● WHAT IS EXPECTED: Copy all the material below, exactly as it stands.

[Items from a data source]
* * * * *

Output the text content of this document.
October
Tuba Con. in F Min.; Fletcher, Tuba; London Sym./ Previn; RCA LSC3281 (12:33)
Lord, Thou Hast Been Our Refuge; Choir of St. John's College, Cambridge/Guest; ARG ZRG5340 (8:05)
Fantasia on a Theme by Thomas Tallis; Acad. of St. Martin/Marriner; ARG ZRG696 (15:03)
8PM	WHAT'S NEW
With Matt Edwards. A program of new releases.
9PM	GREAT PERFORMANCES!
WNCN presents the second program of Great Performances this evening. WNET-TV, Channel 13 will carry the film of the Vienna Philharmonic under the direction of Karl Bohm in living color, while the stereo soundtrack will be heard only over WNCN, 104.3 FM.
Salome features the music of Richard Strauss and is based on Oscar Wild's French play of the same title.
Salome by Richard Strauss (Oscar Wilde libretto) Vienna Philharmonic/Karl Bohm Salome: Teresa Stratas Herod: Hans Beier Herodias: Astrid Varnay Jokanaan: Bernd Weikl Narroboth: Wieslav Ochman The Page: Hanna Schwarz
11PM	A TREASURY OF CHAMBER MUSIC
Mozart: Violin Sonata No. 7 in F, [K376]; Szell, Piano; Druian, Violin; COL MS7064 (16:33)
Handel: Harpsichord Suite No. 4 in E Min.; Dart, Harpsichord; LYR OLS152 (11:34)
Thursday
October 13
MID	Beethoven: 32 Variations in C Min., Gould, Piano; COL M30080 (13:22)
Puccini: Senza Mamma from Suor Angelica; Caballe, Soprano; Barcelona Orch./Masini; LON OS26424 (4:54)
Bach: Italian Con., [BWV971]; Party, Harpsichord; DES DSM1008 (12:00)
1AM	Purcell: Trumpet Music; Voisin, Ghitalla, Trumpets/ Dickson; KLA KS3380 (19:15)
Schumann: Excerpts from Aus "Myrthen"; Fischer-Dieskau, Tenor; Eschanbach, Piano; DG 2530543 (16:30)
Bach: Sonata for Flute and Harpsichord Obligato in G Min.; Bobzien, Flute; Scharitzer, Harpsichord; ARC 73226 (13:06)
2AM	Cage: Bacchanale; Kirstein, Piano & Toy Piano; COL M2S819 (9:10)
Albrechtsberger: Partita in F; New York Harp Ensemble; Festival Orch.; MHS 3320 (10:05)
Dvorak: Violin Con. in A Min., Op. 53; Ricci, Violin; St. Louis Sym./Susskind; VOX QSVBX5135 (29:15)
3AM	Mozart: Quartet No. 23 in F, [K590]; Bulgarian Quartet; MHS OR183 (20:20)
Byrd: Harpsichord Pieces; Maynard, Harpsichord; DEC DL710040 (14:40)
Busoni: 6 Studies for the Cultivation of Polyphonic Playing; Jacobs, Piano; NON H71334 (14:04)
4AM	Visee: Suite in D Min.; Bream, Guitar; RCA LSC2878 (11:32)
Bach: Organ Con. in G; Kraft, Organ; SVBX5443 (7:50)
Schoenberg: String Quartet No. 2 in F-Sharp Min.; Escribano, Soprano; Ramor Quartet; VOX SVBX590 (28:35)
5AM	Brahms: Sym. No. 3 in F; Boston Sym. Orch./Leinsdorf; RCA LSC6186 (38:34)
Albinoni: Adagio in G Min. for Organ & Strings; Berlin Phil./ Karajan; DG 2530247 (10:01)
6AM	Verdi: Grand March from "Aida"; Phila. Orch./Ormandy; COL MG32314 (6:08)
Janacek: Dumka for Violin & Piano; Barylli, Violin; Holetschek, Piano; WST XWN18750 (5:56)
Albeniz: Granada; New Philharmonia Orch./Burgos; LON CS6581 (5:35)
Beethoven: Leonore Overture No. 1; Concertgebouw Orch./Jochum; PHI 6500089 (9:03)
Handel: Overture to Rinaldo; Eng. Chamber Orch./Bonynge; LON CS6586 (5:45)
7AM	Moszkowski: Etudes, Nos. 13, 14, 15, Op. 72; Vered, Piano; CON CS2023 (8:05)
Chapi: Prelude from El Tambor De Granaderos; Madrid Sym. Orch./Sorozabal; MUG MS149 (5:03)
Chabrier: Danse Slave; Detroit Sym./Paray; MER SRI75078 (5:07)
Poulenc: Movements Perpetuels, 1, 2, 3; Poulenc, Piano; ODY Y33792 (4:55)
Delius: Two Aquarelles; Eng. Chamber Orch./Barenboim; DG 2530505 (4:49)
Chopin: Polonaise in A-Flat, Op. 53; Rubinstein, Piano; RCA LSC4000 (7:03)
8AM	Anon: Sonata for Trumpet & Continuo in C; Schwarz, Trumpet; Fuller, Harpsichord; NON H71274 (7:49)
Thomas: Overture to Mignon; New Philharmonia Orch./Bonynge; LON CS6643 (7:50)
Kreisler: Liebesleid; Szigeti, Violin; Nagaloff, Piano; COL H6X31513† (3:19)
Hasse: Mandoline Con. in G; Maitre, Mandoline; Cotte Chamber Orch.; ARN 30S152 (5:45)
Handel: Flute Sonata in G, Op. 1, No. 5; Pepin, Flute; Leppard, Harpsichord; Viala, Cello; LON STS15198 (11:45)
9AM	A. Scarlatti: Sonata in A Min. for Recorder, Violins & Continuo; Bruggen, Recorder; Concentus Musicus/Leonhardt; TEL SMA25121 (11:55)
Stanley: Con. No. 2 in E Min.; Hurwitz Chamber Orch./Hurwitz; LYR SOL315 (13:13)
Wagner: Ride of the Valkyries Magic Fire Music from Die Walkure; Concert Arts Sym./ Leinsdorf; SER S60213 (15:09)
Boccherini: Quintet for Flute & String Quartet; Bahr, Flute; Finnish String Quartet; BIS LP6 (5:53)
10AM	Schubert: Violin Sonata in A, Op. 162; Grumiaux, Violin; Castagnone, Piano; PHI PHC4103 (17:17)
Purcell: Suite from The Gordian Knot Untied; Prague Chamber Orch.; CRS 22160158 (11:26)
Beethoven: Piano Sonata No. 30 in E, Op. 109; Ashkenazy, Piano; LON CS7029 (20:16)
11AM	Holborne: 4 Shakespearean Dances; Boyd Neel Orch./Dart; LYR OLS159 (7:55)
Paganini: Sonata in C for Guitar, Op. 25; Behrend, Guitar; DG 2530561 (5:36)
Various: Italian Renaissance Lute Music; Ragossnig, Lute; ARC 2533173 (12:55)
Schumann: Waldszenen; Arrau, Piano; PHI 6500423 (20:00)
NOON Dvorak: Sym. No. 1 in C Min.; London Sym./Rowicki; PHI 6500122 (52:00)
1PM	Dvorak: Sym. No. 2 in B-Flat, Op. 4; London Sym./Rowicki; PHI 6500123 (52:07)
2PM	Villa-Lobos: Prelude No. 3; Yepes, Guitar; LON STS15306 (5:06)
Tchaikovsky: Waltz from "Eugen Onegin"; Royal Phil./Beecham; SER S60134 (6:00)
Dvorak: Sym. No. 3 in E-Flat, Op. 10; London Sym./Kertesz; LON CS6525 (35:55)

* * * * *

● CORRECT OUTPUT:
Output the text content of this document.
October
Tuba Con. in F Min.; Fletcher, Tuba; London Sym./ Previn; RCA LSC3281 (12:33)
Lord, Thou Hast Been Our Refuge; Choir of St. John's College, Cambridge/Guest; ARG ZRG5340 (8:05)
Fantasia on a Theme by Thomas Tallis; Acad. of St. Martin/Marriner; ARG ZRG696 (15:03)
8PM	WHAT'S NEW
With Matt Edwards. A program of new releases.
9PM	GREAT PERFORMANCES!
WNCN presents the second program of Great Performances this evening. WNET-TV, Channel 13 will carry the film of the Vienna Philharmonic under the direction of Karl Bohm in living color, while the stereo soundtrack will be heard only over WNCN, 104.3 FM.
Salome features the music of Richard Strauss and is based on Oscar Wild's French play of the same title.
Salome by Richard Strauss (Oscar Wilde libretto) Vienna Philharmonic/Karl Bohm Salome: Teresa Stratas Herod: Hans Beier Herodias: Astrid Varnay Jokanaan: Bernd Weikl Narroboth: Wieslav Ochman The Page: Hanna Schwarz
11PM	A TREASURY OF CHAMBER MUSIC
Mozart: Violin Sonata No. 7 in F, [K376]; Szell, Piano; Druian, Violin; COL MS7064 (16:33)
Handel: Harpsichord Suite No. 4 in E Min.; Dart, Harpsichord; LYR OLS152 (11:34)
Thursday
October 13
MID	Beethoven: 32 Variations in C Min., Gould, Piano; COL M30080 (13:22)
Puccini: Senza Mamma from Suor Angelica; Caballe, Soprano; Barcelona Orch./Masini; LON OS26424 (4:54)
Bach: Italian Con., [BWV971]; Party, Harpsichord; DES DSM1008 (12:00)
1AM	Purcell: Trumpet Music; Voisin, Ghitalla, Trumpets/ Dickson; KLA KS3380 (19:15)
Schumann: Excerpts from Aus "Myrthen"; Fischer-Dieskau, Tenor; Eschanbach, Piano; DG 2530543 (16:30)
Bach: Sonata for Flute and Harpsichord Obligato in G Min.; Bobzien, Flute; Scharitzer, Harpsichord; ARC 73226 (13:06)
2AM	Cage: Bacchanale; Kirstein, Piano & Toy Piano; COL M2S819 (9:10)
Albrechtsberger: Partita in F; New York Harp Ensemble; Festival Orch.; MHS 3320 (10:05)
Dvorak: Violin Con. in A Min., Op. 53; Ricci, Violin; St. Louis Sym./Susskind; VOX QSVBX5135 (29:15)
3AM	Mozart: Quartet No. 23 in F, [K590]; Bulgarian Quartet; MHS OR183 (20:20)
Byrd: Harpsichord Pieces; Maynard, Harpsichord; DEC DL710040 (14:40)
Busoni: 6 Studies for the Cultivation of Polyphonic Playing; Jacobs, Piano; NON H71334 (14:04)
4AM	Visee: Suite in D Min.; Bream, Guitar; RCA LSC2878 (11:32)
Bach: Organ Con. in G; Kraft, Organ; SVBX5443 (7:50)
Schoenberg: String Quartet No. 2 in F-Sharp Min.; Escribano, Soprano; Ramor Quartet; VOX SVBX590 (28:35)
5AM	Brahms: Sym. No. 3 in F; Boston Sym. Orch./Leinsdorf; RCA LSC6186 (38:34)
Albinoni: Adagio in G Min. for Organ & Strings; Berlin Phil./ Karajan; DG 2530247 (10:01)
6AM	Verdi: Grand March from "Aida"; Phila. Orch./Ormandy; COL MG32314 (6:08)
Janacek: Dumka for Violin & Piano; Barylli, Violin; Holetschek, Piano; WST XWN18750 (5:56)
Albeniz: Granada; New Philharmonia Orch./Burgos; LON CS6581 (5:35)
Beethoven: Leonore Overture No. 1; Concertgebouw Orch./Jochum; PHI 6500089 (9:03)
Handel: Overture to Rinaldo; Eng. Chamber Orch./Bonynge; LON CS6586 (5:45)
7AM	Moszkowski: Etudes, Nos. 13, 14, 15, Op. 72; Vered, Piano; CON CS2023 (8:05)
Chapi: Prelude from El Tambor De Granaderos; Madrid Sym. Orch./Sorozabal; MUG MS149 (5:03)
Chabrier: Danse Slave; Detroit Sym./Paray; MER SRI75078 (5:07)
Poulenc: Movements Perpetuels, 1, 2, 3; Poulenc, Piano; ODY Y33792 (4:55)
Delius: Two Aquarelles; Eng. Chamber Orch./Barenboim; DG 2530505 (4:49)
Chopin: Polonaise in A-Flat, Op. 53; Rubinstein, Piano; RCA LSC4000 (7:03)
8AM	Anon: Sonata for Trumpet & Continuo in C; Schwarz, Trumpet; Fuller, Harpsichord; NON H71274 (7:49)
Thomas: Overture to Mignon; New Philharmonia Orch./Bonynge; LON CS6643 (7:50)
Kreisler: Liebesleid; Szigeti, Violin; Nagaloff, Piano; COL H6X31513† (3:19)
Hasse: Mandoline Con. in G; Maitre, Mandoline; Cotte Chamber Orch.; ARN 30S152 (5:45)
Handel: Flute Sonata in G, Op. 1, No. 5; Pepin, Flute; Leppard, Harpsichord; Viala, Cello; LON STS15198 (11:45)
9AM	A. Scarlatti: Sonata in A Min. for Recorder, Violins & Continuo; Bruggen, Recorder; Concentus Musicus/Leonhardt; TEL SMA25121 (11:55)
Stanley: Con. No. 2 in E Min.; Hurwitz Chamber Orch./Hurwitz; LYR SOL315 (13:13)
Wagner: Ride of the Valkyries Magic Fire Music from Die Walkure; Concert Arts Sym./ Leinsdorf; SER S60213 (15:09)
Boccherini: Quintet for Flute & String Quartet; Bahr, Flute; Finnish String Quartet; BIS LP6 (5:53)
10AM	Schubert: Violin Sonata in A, Op. 162; Grumiaux, Violin; Castagnone, Piano; PHI PHC4103 (17:17)
Purcell: Suite from The Gordian Knot Untied; Prague Chamber Orch.; CRS 22160158 (11:26)
Beethoven: Piano Sonata No. 30 in E, Op. 109; Ashkenazy, Piano; LON CS7029 (20:16)
11AM	Holborne: 4 Shakespearean Dances; Boyd Neel Orch./Dart; LYR OLS159 (7:55)
Paganini: Sonata in C for Guitar, Op. 25; Behrend, Guitar; DG 2530561 (5:36)
Various: Italian Renaissance Lute Music; Ragossnig, Lute; ARC 2533173 (12:55)
Schumann: Waldszenen; Arrau, Piano; PHI 6500423 (20:00)
NOON Dvorak: Sym. No. 1 in C Min.; London Sym./Rowicki; PHI 6500122 (52:00)
1PM	Dvorak: Sym. No. 2 in B-Flat, Op. 4; London Sym./Rowicki; PHI 6500123 (52:07)
2PM	Villa-Lobos: Prelude No. 3; Yepes, Guitar; LON STS15306 (5:06)
Tchaikovsky: Waltz from "Eugen Onegin"; Royal Phil./Beecham; SER S60134 (6:00)
Dvorak: Sym. No. 3 in E-Flat, Op. 10; London Sym./Kertesz; LON CS6525 (35:55)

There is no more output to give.